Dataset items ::
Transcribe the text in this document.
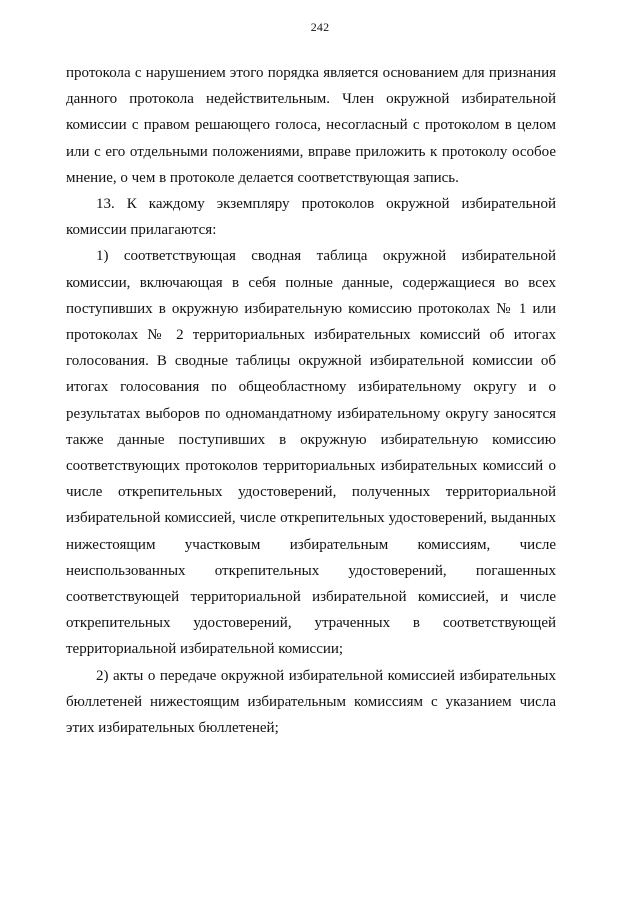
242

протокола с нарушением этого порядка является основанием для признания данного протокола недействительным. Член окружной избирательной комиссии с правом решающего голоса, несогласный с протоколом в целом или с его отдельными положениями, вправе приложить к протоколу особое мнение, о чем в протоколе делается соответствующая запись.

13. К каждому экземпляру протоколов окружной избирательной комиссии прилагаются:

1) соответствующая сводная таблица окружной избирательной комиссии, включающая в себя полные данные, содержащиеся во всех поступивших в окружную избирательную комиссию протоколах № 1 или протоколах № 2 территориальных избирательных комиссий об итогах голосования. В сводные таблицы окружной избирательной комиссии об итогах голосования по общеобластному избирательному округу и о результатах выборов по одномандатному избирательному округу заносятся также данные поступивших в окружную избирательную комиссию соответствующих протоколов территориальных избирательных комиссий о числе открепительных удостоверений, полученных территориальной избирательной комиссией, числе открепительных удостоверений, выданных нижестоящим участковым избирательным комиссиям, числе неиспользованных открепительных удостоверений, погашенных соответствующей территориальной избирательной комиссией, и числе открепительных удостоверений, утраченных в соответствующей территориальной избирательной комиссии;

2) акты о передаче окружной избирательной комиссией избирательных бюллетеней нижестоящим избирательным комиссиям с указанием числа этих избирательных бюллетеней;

Written exercise ::
Copy out all the data exactly; skip the pictures.

Response ::
Transcribe the text in this document.
242

протокола с нарушением этого порядка является основанием для признания данного протокола недействительным. Член окружной избирательной комиссии с правом решающего голоса, несогласный с протоколом в целом или с его отдельными положениями, вправе приложить к протоколу особое мнение, о чем в протоколе делается соответствующая запись.

13. К каждому экземпляру протоколов окружной избирательной комиссии прилагаются:

1) соответствующая сводная таблица окружной избирательной комиссии, включающая в себя полные данные, содержащиеся во всех поступивших в окружную избирательную комиссию протоколах № 1 или протоколах № 2 территориальных избирательных комиссий об итогах голосования. В сводные таблицы окружной избирательной комиссии об итогах голосования по общеобластному избирательному округу и о результатах выборов по одномандатному избирательному округу заносятся также данные поступивших в окружную избирательную комиссию соответствующих протоколов территориальных избирательных комиссий о числе открепительных удостоверений, полученных территориальной избирательной комиссией, числе открепительных удостоверений, выданных нижестоящим участковым избирательным комиссиям, числе неиспользованных открепительных удостоверений, погашенных соответствующей территориальной избирательной комиссией, и числе открепительных удостоверений, утраченных в соответствующей территориальной избирательной комиссии;

2) акты о передаче окружной избирательной комиссией избирательных бюллетеней нижестоящим избирательным комиссиям с указанием числа этих избирательных бюллетеней;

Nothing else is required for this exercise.